+++ EXTRACTED ENTRIES
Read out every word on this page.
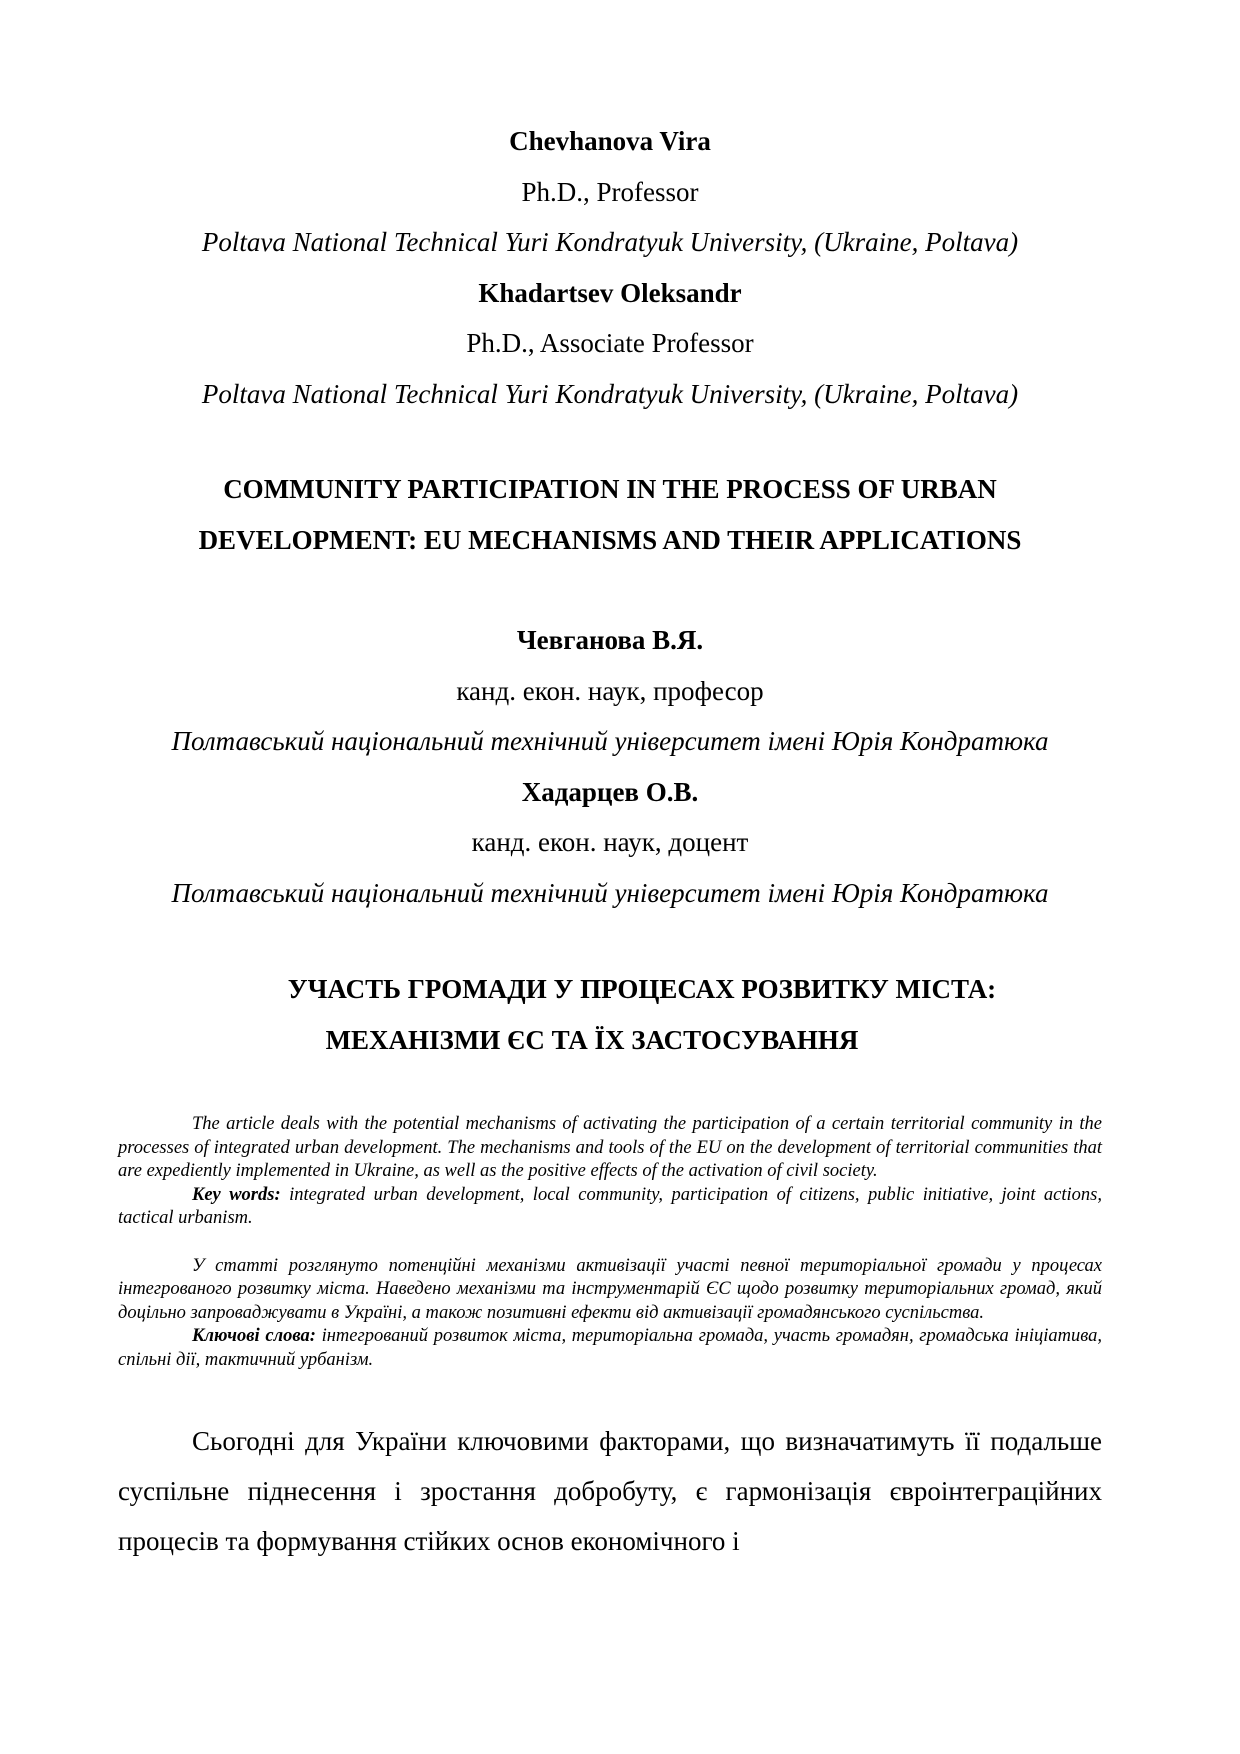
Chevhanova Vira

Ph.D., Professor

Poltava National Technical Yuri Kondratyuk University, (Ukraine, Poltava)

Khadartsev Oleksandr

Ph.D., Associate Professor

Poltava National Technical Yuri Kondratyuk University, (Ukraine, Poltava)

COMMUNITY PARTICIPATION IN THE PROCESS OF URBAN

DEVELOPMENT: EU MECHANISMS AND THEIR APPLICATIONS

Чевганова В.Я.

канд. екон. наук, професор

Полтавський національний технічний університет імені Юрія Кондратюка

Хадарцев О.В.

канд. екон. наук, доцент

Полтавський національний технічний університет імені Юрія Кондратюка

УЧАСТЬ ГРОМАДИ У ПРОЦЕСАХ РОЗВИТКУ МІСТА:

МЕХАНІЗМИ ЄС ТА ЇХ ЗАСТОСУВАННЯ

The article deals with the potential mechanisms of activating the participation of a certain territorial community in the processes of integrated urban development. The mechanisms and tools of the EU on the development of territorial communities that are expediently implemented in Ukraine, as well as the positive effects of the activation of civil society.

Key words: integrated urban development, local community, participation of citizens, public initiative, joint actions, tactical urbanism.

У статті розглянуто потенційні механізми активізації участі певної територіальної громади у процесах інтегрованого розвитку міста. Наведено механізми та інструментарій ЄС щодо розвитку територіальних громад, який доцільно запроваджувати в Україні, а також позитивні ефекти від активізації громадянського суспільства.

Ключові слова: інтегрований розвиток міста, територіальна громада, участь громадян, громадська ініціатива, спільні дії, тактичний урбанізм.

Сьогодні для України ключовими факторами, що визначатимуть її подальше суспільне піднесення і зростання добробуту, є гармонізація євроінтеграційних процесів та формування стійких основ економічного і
++++++
| PROMPT |
Without the pictures, restate all of the entries above verbatim.

| WRITTEN RESPONSE |
Read out every word on this page.
Chevhanova Vira

Ph.D., Professor

Poltava National Technical Yuri Kondratyuk University, (Ukraine, Poltava)

Khadartsev Oleksandr

Ph.D., Associate Professor

Poltava National Technical Yuri Kondratyuk University, (Ukraine, Poltava)

COMMUNITY PARTICIPATION IN THE PROCESS OF URBAN

DEVELOPMENT: EU MECHANISMS AND THEIR APPLICATIONS

Чевганова В.Я.

канд. екон. наук, професор

Полтавський національний технічний університет імені Юрія Кондратюка

Хадарцев О.В.

канд. екон. наук, доцент

Полтавський національний технічний університет імені Юрія Кондратюка

УЧАСТЬ ГРОМАДИ У ПРОЦЕСАХ РОЗВИТКУ МІСТА:

МЕХАНІЗМИ ЄС ТА ЇХ ЗАСТОСУВАННЯ

The article deals with the potential mechanisms of activating the participation of a certain territorial community in the processes of integrated urban development. The mechanisms and tools of the EU on the development of territorial communities that are expediently implemented in Ukraine, as well as the positive effects of the activation of civil society.

Key words: integrated urban development, local community, participation of citizens, public initiative, joint actions, tactical urbanism.

У статті розглянуто потенційні механізми активізації участі певної територіальної громади у процесах інтегрованого розвитку міста. Наведено механізми та інструментарій ЄС щодо розвитку територіальних громад, який доцільно запроваджувати в Україні, а також позитивні ефекти від активізації громадянського суспільства.

Ключові слова: інтегрований розвиток міста, територіальна громада, участь громадян, громадська ініціатива, спільні дії, тактичний урбанізм.

Сьогодні для України ключовими факторами, що визначатимуть її подальше суспільне піднесення і зростання добробуту, є гармонізація євроінтеграційних процесів та формування стійких основ економічного і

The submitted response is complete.